= Task description =
List each distinct username that posts in the music forum thread below.

= Supplied passage =
[start]
# Is this a great song or what?



## buzhunter (Sep 3, 2007)




----------



## 9361 (Jun 25, 2009)

I don't know.. my internet is too slow for videos!!!  But I like some of the other sevendust stuff I've heard... Do you like Slipknot? I saw them last February


----------



## Lex's Guardian (Aug 8, 2009)

I like sevendust ... love the dreads! APC & Tool are great too


----------



## Indigo Bully Connection (Dec 21, 2006)

I love seven dust. I got to see them when they first were starting out. They even rocked back then!


----------



## buzhunter (Sep 3, 2007)

Sure do. Thanks for reminding me lol. Just sitting here checking out old you tubes. Listening to "Duality " now. Another great one.


----------



## 9361 (Jun 25, 2009)

I really loved the whole subliminal verses 3 slipknot album. When I saw them in concert they were just pushing the newest album... so I was disapointed they didn't play much from the sub verses 3. The newer album was great too though. 

And lex's guardian... I love Tool.. been my favorite rock band since I was 15... and they were my first rock concert! Still one of the best! Even though seeing Robert Plant from Led Zep ranked right up there in rock and roll greatness...


----------



## Lex's Guardian (Aug 8, 2009)

Oooh I love me some Led Zepplin & Pink Floyd, they came to my area a year or so ago. Haven't seen slipknot would like to though, they're incredibly talented. My first concert was Slayer, Hatebreed w/ Dry Kill Logic & arch enemy.
[end]
(Data extracted from a collection)
[start]
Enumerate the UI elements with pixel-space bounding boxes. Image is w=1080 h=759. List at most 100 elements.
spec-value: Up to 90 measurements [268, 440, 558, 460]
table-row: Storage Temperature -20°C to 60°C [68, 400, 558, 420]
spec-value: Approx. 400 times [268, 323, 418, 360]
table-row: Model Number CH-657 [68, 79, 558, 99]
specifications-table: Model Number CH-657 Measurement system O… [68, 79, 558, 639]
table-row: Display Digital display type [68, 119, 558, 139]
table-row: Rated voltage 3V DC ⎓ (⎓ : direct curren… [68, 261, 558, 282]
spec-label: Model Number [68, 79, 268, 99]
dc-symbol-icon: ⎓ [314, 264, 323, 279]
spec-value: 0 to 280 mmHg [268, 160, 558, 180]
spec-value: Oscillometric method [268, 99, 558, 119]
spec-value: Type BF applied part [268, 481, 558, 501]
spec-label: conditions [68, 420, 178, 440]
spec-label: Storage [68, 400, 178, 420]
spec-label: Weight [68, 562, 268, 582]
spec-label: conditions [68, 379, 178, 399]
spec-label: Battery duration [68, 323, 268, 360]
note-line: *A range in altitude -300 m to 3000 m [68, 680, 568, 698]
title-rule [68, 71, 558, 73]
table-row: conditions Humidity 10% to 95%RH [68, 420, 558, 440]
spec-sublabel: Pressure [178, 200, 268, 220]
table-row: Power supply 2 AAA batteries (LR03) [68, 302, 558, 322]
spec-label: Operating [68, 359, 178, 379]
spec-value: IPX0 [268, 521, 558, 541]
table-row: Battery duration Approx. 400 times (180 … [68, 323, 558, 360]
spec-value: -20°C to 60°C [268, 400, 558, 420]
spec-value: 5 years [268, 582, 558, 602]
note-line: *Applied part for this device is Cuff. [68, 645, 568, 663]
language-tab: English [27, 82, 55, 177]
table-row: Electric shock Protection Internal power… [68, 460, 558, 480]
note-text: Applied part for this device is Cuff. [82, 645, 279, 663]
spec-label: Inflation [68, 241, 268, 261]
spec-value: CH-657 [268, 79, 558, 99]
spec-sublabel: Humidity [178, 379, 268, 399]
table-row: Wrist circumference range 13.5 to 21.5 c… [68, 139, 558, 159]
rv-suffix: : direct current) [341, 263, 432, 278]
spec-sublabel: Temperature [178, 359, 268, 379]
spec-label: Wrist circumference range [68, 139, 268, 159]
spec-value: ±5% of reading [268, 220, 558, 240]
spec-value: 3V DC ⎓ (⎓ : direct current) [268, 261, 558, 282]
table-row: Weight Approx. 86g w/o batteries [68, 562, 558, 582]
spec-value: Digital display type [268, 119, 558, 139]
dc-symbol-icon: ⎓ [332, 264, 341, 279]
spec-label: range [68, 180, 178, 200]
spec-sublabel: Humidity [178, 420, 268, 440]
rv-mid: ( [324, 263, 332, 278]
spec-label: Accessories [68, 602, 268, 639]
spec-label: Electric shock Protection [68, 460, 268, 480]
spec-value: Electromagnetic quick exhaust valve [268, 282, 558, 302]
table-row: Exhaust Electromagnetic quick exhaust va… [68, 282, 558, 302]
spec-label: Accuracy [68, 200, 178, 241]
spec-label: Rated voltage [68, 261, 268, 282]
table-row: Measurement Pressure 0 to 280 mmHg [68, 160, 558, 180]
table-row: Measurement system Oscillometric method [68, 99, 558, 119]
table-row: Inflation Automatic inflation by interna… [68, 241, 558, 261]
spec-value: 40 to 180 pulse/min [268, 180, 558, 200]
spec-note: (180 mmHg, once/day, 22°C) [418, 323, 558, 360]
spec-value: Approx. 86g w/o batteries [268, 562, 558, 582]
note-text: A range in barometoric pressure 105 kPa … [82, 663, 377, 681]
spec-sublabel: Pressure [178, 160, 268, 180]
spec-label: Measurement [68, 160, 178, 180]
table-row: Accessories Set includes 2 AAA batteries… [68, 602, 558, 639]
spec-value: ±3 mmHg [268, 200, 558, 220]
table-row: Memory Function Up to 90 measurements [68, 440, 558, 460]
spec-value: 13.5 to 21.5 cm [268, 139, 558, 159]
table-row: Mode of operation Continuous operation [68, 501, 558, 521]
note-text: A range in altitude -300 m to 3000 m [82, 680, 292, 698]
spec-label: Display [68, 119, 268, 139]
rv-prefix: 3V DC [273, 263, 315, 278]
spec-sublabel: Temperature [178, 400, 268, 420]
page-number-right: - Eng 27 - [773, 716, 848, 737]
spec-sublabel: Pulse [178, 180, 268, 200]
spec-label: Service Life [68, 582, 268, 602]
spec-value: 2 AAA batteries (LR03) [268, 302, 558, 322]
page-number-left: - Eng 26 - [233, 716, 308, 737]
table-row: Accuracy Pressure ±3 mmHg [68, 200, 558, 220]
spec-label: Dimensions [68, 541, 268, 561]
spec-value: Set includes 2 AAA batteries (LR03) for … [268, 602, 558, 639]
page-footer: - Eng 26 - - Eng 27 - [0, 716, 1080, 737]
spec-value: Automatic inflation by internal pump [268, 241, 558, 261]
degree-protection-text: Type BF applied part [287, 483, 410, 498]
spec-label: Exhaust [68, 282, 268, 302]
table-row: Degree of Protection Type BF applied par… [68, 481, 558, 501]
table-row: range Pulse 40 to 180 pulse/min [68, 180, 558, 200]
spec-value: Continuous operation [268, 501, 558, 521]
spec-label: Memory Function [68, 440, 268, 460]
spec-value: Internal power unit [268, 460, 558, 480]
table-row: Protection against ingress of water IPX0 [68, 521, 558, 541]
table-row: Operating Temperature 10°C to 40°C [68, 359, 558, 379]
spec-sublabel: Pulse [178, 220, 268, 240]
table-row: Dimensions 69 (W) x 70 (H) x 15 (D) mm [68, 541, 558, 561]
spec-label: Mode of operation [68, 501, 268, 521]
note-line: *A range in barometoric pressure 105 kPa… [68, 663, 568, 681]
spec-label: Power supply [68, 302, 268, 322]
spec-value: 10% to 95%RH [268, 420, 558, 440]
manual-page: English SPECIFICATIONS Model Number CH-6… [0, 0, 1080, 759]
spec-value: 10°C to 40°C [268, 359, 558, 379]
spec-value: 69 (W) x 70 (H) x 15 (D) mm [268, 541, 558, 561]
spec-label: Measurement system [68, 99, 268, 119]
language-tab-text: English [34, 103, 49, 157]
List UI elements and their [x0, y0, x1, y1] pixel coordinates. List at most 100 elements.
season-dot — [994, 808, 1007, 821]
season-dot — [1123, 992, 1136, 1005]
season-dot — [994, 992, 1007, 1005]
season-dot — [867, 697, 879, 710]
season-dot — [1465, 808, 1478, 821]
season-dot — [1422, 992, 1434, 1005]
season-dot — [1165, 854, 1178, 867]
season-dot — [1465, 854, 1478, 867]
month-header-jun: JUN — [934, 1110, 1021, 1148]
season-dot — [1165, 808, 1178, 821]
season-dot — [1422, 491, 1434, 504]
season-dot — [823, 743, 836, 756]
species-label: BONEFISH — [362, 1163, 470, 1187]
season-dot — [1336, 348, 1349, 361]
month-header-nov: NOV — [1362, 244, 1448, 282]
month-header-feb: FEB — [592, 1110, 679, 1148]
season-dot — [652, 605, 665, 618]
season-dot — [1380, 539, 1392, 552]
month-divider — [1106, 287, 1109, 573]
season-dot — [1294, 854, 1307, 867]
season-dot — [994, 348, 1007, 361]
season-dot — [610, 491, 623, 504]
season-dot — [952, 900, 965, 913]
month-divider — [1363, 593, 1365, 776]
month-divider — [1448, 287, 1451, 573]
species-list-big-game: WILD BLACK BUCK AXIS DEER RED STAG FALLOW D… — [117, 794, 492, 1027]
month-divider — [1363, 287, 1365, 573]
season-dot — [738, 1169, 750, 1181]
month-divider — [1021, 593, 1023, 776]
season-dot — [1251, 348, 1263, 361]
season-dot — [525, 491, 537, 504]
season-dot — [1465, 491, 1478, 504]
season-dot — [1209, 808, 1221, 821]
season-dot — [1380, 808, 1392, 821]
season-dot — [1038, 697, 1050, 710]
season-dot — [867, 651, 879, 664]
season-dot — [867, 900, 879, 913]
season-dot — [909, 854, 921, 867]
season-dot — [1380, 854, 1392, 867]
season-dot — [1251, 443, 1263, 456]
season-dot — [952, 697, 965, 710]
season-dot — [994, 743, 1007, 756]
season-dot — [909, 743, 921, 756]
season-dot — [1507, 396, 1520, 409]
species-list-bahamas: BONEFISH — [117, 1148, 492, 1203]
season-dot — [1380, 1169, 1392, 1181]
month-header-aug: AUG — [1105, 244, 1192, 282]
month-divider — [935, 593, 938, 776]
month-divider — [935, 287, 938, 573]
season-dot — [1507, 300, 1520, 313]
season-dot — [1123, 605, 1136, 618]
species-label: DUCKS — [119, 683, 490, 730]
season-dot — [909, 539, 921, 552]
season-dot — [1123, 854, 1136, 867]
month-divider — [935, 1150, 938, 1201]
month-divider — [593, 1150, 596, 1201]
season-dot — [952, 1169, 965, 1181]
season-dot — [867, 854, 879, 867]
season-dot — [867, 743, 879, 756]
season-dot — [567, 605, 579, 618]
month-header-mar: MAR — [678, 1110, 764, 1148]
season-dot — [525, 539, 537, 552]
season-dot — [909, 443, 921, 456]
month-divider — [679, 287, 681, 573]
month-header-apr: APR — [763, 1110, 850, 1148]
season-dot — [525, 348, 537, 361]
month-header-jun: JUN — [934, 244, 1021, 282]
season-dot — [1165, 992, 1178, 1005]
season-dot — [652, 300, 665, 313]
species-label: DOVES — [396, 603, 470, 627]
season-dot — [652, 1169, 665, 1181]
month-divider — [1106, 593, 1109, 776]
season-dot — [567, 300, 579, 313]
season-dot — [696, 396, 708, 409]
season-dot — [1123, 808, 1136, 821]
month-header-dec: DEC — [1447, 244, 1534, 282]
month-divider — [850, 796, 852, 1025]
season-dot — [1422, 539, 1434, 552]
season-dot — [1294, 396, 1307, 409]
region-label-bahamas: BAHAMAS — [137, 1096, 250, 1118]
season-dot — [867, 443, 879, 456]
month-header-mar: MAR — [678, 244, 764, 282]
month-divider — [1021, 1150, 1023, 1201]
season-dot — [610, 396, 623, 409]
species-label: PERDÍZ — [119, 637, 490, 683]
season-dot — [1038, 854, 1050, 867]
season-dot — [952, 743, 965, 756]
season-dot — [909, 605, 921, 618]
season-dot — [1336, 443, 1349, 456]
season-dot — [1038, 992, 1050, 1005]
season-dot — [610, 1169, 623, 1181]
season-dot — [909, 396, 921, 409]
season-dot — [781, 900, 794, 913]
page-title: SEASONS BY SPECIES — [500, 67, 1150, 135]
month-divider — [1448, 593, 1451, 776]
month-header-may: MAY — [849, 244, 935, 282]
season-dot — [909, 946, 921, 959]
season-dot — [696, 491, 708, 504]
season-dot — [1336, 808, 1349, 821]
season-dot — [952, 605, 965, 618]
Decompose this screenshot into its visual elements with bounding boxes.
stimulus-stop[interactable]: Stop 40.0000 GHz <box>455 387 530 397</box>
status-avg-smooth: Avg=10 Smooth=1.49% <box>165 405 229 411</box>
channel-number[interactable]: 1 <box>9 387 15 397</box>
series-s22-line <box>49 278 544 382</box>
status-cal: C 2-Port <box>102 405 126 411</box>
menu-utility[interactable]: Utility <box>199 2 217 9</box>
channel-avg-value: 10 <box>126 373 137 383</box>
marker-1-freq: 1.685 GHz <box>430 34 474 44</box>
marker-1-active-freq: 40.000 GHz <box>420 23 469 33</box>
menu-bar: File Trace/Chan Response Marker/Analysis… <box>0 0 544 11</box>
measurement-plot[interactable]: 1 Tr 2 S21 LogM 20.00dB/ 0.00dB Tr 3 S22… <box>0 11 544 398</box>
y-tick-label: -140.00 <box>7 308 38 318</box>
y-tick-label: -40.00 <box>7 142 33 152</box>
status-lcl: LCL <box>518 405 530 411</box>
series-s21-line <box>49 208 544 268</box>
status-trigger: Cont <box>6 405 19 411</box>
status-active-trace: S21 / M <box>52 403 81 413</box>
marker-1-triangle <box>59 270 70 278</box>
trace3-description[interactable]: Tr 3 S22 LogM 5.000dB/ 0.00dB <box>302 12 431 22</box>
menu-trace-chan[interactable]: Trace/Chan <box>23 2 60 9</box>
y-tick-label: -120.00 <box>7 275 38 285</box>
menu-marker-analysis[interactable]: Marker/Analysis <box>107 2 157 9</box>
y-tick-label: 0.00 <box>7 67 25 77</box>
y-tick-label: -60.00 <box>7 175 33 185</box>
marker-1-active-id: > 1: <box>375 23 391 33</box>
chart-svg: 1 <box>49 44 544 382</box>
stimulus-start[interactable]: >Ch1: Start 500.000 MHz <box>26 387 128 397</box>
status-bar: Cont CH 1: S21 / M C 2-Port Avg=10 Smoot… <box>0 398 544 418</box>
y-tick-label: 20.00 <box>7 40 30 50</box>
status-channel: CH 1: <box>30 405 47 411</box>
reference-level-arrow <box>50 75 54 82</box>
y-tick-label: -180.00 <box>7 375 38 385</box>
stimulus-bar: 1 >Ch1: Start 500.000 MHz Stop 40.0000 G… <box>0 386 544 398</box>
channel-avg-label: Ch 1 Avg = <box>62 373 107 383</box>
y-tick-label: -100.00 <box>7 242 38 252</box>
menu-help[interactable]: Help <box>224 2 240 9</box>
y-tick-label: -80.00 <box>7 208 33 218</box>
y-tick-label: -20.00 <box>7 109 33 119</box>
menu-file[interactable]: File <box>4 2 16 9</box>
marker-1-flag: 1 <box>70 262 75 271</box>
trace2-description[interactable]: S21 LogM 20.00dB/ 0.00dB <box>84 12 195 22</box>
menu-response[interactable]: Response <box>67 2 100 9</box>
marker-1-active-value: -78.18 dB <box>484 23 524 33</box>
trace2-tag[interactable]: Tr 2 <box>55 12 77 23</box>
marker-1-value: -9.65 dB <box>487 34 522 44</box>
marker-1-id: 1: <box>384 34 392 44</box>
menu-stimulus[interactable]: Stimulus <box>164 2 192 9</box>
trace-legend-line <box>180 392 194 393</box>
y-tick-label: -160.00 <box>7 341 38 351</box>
[end]
= Solution to the problem =
buzhunter
9361
Lex's Guardian
Indigo Bully Connection